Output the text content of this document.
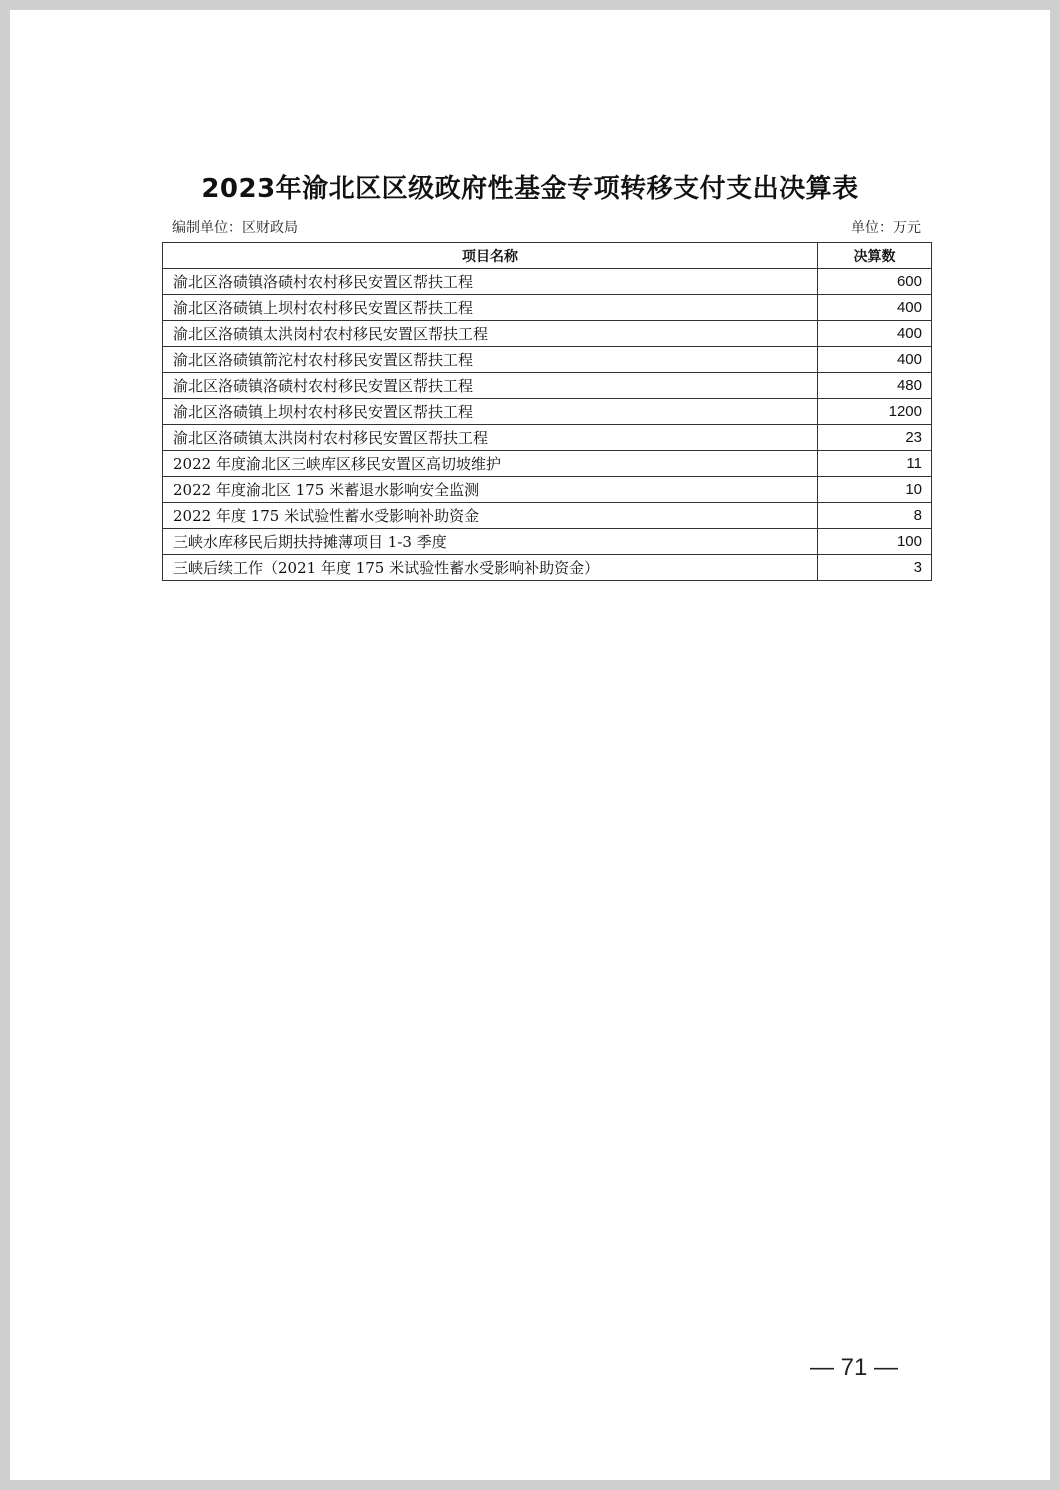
2023年渝北区区级政府性基金专项转移支付支出决算表
编制单位：区财政局	单位：万元
项目名称	决算数
渝北区洛碛镇洛碛村农村移民安置区帮扶工程	600
渝北区洛碛镇上坝村农村移民安置区帮扶工程	400
渝北区洛碛镇太洪岗村农村移民安置区帮扶工程	400
渝北区洛碛镇箭沱村农村移民安置区帮扶工程	400
渝北区洛碛镇洛碛村农村移民安置区帮扶工程	480
渝北区洛碛镇上坝村农村移民安置区帮扶工程	1200
渝北区洛碛镇太洪岗村农村移民安置区帮扶工程	23
2022 年度渝北区三峡库区移民安置区高切坡维护	11
2022 年度渝北区 175 米蓄退水影响安全监测	10
2022 年度 175 米试验性蓄水受影响补助资金	8
三峡水库移民后期扶持摊薄项目 1-3 季度	100
三峡后续工作（2021 年度 175 米试验性蓄水受影响补助资金）	3
— 71 —
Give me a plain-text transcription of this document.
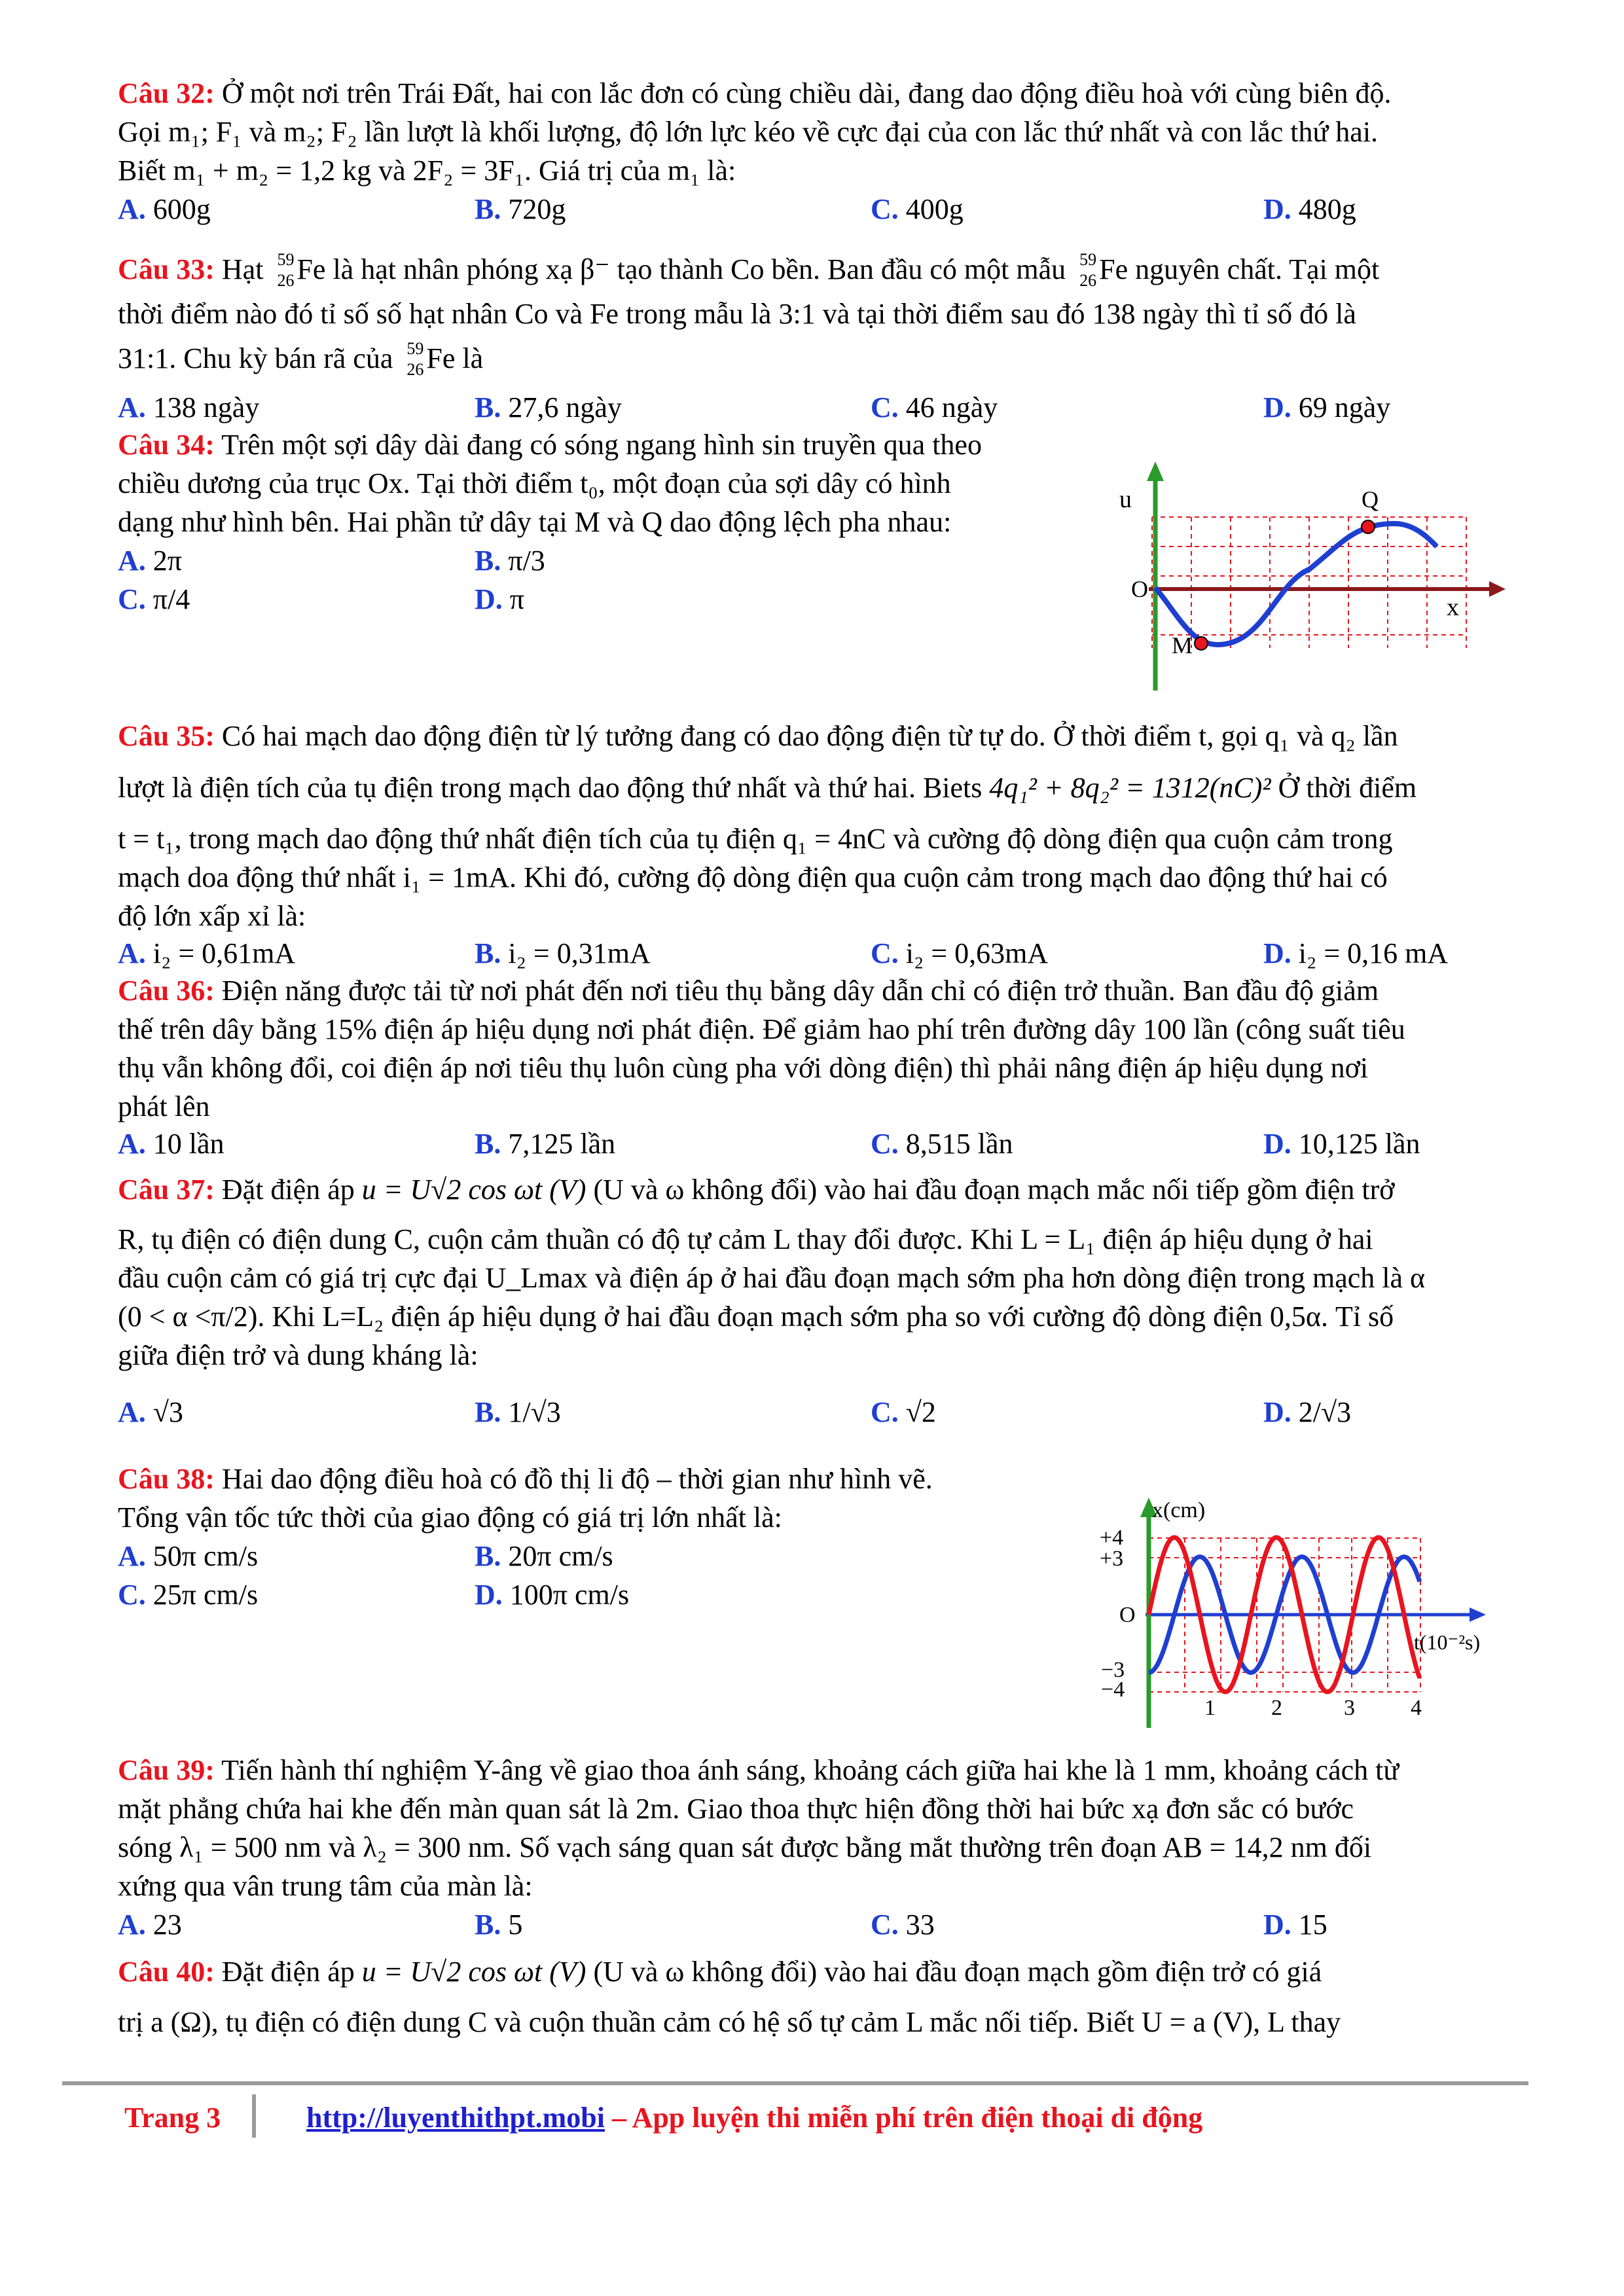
Câu 32: Ở một nơi trên Trái Đất, hai con lắc đơn có cùng chiều dài, đang dao động điều hoà với cùng biên độ.
Gọi m₁; F₁ và m₂; F₂ lần lượt là khối lượng, độ lớn lực kéo về cực đại của con lắc thứ nhất và con lắc thứ hai.
Biết m₁ + m₂ = 1,2 kg và 2F₂ = 3F₁. Giá trị của m₁ là:
A. 600g	B. 720g	C. 400g	D. 480g
Câu 33: Hạt 59
26 Fe là hạt nhân phóng xạ β⁻ tạo thành Co bền. Ban đầu có một mẫu 59
26 Fe nguyên chất. Tại một
thời điểm nào đó tỉ số số hạt nhân Co và Fe trong mẫu là 3:1 và tại thời điểm sau đó 138 ngày thì tỉ số đó là
31:1. Chu kỳ bán rã của 59
26 Fe là
A. 138 ngày	B. 27,6 ngày	C. 46 ngày	D. 69 ngày
Câu 34: Trên một sợi dây dài đang có sóng ngang hình sin truyền qua theo
chiều dương của trục Ox. Tại thời điểm t₀, một đoạn của sợi dây có hình
dạng như hình bên. Hai phần tử dây tại M và Q dao động lệch pha nhau:
A. 2π	B. π/3
C. π/4	D. π
u
x
O
M
Q
Câu 35: Có hai mạch dao động điện từ lý tưởng đang có dao động điện từ tự do. Ở thời điểm t, gọi q₁ và q₂ lần
lượt là điện tích của tụ điện trong mạch dao động thứ nhất và thứ hai. Biets 4q₁² + 8q₂² = 1312(nC)² Ở thời điểm
t = t₁, trong mạch dao động thứ nhất điện tích của tụ điện q₁ = 4nC và cường độ dòng điện qua cuộn cảm trong
mạch doa động thứ nhất i₁ = 1mA. Khi đó, cường độ dòng điện qua cuộn cảm trong mạch dao động thứ hai có
độ lớn xấp xỉ là:
A. i₂ = 0,61mA	B. i₂ = 0,31mA	C. i₂ = 0,63mA	D. i₂ = 0,16 mA
Câu 36: Điện năng được tải từ nơi phát đến nơi tiêu thụ bằng dây dẫn chỉ có điện trở thuần. Ban đầu độ giảm
thế trên dây bằng 15% điện áp hiệu dụng nơi phát điện. Để giảm hao phí trên đường dây 100 lần (công suất tiêu
thụ vẫn không đổi, coi điện áp nơi tiêu thụ luôn cùng pha với dòng điện) thì phải nâng điện áp hiệu dụng nơi
phát lên
A. 10 lần	B. 7,125 lần	C. 8,515 lần	D. 10,125 lần
Câu 37: Đặt điện áp u = U√2 cos ωt (V) (U và ω không đổi) vào hai đầu đoạn mạch mắc nối tiếp gồm điện trở
R, tụ điện có điện dung C, cuộn cảm thuần có độ tự cảm L thay đổi được. Khi L = L₁ điện áp hiệu dụng ở hai
đầu cuộn cảm có giá trị cực đại U_Lmax và điện áp ở hai đầu đoạn mạch sớm pha hơn dòng điện trong mạch là α
(0 < α <π/2). Khi L=L₂ điện áp hiệu dụng ở hai đầu đoạn mạch sớm pha so với cường độ dòng điện 0,5α. Tỉ số
giữa điện trở và dung kháng là:
A. √3	B. 1/√3	C. √2	D. 2/√3
Câu 38: Hai dao động điều hoà có đồ thị li độ – thời gian như hình vẽ.
Tổng vận tốc tức thời của giao động có giá trị lớn nhất là:
A. 50π cm/s	B. 20π cm/s
C. 25π cm/s	D. 100π cm/s
x(cm)
t(10⁻²s)
+4
+3
O
−3
−4
1	2	3	4
Câu 39: Tiến hành thí nghiệm Y-âng về giao thoa ánh sáng, khoảng cách giữa hai khe là 1 mm, khoảng cách từ
mặt phẳng chứa hai khe đến màn quan sát là 2m. Giao thoa thực hiện đồng thời hai bức xạ đơn sắc có bước
sóng λ₁ = 500 nm và λ₂ = 300 nm. Số vạch sáng quan sát được bằng mắt thường trên đoạn AB = 14,2 nm đối
xứng qua vân trung tâm của màn là:
A. 23	B. 5	C. 33	D. 15
Câu 40: Đặt điện áp u = U√2 cos ωt (V) (U và ω không đổi) vào hai đầu đoạn mạch gồm điện trở có giá
trị a (Ω), tụ điện có điện dung C và cuộn thuần cảm có hệ số tự cảm L mắc nối tiếp. Biết U = a (V), L thay
Trang 3	http://luyenthithpt.mobi – App luyện thi miễn phí trên điện thoại di động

****************

## Written request:
Scan the material above for the word "thuần". Copy each line where it occurs.

## The completed task:
Câu 36: Điện năng được tải từ nơi phát đến nơi tiêu thụ bằng dây dẫn chỉ có điện trở thuần. Ban đầu độ giảm
R, tụ điện có điện dung C, cuộn cảm thuần có độ tự cảm L thay đổi được. Khi L = L₁ điện áp hiệu dụng ở hai
trị a (Ω), tụ điện có điện dung C và cuộn thuần cảm có hệ số tự cảm L mắc nối tiếp. Biết U = a (V), L thay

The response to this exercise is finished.